* Begin Task data *

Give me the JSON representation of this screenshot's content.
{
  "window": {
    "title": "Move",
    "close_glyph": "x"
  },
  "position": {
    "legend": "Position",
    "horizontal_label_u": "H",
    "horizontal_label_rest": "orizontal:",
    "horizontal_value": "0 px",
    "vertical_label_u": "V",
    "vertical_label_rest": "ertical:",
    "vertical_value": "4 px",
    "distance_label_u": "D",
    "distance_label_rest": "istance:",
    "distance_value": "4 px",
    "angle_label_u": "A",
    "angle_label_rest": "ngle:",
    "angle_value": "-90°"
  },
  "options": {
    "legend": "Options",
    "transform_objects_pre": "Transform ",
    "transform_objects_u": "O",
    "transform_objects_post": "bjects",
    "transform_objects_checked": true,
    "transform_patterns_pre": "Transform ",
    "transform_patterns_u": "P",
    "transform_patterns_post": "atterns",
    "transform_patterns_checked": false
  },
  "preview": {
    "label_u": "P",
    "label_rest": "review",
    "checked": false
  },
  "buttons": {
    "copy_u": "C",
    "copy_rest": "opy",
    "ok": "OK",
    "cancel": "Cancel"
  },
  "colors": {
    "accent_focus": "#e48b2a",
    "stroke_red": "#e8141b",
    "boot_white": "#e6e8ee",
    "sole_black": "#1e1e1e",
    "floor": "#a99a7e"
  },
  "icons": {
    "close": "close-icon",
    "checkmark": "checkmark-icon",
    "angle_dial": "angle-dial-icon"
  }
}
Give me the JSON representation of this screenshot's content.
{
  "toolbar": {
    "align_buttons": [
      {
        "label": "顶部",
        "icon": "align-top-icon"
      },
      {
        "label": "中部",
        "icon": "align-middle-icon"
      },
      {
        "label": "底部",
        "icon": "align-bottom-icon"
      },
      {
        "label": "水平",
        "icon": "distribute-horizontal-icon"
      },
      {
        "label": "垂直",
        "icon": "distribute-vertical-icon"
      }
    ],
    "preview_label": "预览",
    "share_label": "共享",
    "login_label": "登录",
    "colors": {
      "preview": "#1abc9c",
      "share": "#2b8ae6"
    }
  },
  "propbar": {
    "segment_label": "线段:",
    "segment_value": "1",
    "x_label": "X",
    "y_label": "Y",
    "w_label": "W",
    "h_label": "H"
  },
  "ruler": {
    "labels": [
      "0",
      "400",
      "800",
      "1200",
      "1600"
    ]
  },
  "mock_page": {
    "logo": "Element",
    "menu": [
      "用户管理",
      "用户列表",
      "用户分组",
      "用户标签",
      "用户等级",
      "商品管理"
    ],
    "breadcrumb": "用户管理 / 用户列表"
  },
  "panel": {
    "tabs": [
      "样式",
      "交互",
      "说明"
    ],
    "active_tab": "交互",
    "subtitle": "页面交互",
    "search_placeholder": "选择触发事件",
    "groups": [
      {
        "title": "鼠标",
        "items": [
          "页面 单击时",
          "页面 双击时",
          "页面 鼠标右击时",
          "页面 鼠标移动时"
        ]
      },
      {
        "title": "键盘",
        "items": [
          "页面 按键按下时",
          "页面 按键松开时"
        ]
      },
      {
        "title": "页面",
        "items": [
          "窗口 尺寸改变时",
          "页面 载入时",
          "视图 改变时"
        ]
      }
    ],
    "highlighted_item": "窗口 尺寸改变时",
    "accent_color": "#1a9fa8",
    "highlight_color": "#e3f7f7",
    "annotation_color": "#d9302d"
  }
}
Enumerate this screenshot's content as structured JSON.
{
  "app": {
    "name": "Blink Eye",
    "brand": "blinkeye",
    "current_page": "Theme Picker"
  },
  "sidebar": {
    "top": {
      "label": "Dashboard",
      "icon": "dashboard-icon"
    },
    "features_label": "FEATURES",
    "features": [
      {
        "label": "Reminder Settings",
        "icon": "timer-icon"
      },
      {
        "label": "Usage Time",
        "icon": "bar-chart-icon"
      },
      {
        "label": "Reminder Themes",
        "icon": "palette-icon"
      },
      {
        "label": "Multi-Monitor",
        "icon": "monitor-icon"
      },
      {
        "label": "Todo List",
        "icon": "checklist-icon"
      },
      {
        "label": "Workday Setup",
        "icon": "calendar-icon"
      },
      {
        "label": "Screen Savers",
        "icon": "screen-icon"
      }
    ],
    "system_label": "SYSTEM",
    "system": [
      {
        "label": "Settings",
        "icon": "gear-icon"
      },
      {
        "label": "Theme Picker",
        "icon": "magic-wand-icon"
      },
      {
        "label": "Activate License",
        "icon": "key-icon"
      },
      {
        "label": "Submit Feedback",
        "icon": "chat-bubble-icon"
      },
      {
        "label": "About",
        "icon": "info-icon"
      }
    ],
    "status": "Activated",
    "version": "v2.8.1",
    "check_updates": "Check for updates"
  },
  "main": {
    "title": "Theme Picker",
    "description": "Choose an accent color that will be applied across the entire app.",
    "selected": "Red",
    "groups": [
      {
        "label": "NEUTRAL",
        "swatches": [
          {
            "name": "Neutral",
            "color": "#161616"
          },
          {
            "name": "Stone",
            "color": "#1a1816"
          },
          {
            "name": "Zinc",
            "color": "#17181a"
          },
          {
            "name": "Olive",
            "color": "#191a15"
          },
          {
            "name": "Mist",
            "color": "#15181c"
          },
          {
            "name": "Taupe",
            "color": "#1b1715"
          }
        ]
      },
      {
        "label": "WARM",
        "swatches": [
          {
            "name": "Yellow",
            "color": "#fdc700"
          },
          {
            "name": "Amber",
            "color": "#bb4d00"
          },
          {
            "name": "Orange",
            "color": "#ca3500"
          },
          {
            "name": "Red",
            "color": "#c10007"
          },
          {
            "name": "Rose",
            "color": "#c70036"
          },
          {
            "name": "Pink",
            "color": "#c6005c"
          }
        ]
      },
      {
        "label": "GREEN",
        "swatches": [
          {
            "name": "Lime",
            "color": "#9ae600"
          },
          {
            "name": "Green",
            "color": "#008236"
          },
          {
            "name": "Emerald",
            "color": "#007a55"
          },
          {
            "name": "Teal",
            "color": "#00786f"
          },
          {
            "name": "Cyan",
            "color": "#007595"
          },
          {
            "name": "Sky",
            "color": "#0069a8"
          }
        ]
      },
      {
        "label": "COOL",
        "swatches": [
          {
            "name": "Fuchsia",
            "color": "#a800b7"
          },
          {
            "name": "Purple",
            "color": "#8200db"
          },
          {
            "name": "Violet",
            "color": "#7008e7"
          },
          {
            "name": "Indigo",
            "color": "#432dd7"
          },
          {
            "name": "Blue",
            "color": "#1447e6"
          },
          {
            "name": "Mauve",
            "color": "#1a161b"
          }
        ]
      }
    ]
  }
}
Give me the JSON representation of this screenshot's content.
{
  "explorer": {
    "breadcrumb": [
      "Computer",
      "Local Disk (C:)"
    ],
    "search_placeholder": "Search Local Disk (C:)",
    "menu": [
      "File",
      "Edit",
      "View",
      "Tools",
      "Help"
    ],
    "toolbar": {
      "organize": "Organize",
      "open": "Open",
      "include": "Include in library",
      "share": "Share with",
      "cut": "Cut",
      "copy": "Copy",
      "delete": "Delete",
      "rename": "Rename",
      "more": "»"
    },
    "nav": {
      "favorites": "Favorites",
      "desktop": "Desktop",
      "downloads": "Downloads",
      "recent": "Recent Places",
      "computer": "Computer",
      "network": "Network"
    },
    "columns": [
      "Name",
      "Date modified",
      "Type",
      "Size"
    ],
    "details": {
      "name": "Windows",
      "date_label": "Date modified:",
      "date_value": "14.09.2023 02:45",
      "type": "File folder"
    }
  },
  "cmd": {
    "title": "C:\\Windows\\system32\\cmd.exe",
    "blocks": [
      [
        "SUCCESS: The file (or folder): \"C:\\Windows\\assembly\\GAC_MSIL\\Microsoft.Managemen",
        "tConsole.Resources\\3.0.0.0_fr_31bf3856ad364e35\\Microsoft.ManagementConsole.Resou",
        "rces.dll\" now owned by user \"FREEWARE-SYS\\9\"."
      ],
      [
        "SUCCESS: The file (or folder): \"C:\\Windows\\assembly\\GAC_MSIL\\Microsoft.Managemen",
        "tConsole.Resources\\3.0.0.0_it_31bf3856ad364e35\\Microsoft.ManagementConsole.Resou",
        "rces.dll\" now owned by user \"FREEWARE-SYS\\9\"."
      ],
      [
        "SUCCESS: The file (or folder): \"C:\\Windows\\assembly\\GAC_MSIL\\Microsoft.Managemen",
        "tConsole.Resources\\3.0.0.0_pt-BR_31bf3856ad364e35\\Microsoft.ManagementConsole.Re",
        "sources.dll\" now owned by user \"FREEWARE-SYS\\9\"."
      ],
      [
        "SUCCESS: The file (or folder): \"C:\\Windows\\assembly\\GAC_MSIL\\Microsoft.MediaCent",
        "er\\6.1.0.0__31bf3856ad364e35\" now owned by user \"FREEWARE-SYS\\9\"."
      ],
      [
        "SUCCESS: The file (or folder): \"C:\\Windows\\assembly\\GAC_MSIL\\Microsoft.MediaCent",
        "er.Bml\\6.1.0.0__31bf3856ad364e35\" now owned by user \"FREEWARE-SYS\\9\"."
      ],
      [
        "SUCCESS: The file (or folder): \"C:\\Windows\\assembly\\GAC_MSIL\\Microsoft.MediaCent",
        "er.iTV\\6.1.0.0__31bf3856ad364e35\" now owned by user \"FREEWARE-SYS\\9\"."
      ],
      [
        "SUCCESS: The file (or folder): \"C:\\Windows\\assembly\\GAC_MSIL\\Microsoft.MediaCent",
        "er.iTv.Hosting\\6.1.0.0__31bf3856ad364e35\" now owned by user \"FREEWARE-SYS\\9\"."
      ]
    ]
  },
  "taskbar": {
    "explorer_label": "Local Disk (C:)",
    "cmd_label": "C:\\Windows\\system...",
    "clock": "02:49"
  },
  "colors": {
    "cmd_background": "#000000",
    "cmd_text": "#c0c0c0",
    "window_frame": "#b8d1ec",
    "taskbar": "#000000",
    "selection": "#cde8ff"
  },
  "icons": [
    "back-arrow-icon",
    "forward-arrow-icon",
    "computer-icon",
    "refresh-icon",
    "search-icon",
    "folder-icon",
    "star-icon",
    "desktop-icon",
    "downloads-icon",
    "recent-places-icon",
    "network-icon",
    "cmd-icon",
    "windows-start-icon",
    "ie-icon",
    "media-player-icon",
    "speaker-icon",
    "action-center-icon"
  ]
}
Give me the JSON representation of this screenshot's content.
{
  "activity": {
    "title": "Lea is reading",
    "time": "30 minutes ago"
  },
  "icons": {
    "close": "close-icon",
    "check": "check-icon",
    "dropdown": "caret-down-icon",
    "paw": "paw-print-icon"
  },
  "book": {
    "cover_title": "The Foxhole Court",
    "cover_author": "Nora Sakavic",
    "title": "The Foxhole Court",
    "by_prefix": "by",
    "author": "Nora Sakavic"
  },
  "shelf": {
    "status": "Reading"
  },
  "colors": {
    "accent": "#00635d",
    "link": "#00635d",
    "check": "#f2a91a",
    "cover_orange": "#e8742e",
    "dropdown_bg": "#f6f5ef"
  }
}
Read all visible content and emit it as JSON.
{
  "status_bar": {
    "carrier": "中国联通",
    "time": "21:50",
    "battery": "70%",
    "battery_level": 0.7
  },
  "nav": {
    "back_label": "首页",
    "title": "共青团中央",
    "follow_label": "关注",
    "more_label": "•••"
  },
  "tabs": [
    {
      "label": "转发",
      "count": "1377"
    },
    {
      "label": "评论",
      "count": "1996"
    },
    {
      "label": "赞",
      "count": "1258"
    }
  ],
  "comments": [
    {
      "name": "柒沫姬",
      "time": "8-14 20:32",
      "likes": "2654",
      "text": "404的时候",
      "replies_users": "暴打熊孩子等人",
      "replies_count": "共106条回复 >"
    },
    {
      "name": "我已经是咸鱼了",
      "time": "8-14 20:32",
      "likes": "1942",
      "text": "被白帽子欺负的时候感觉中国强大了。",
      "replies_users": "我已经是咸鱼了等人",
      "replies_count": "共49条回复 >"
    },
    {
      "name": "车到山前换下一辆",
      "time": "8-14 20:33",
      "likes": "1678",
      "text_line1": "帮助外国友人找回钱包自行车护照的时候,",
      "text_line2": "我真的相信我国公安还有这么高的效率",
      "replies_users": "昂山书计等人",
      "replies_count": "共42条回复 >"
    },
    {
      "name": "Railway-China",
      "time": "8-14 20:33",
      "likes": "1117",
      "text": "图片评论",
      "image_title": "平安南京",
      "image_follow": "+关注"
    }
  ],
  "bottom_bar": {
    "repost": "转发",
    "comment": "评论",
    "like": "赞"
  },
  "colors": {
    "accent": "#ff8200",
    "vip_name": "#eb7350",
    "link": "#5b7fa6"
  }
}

* End Task data *

Show each line of the data that contains the string "Settings".

        "label": "Reminder Settings",
        "label": "Settings",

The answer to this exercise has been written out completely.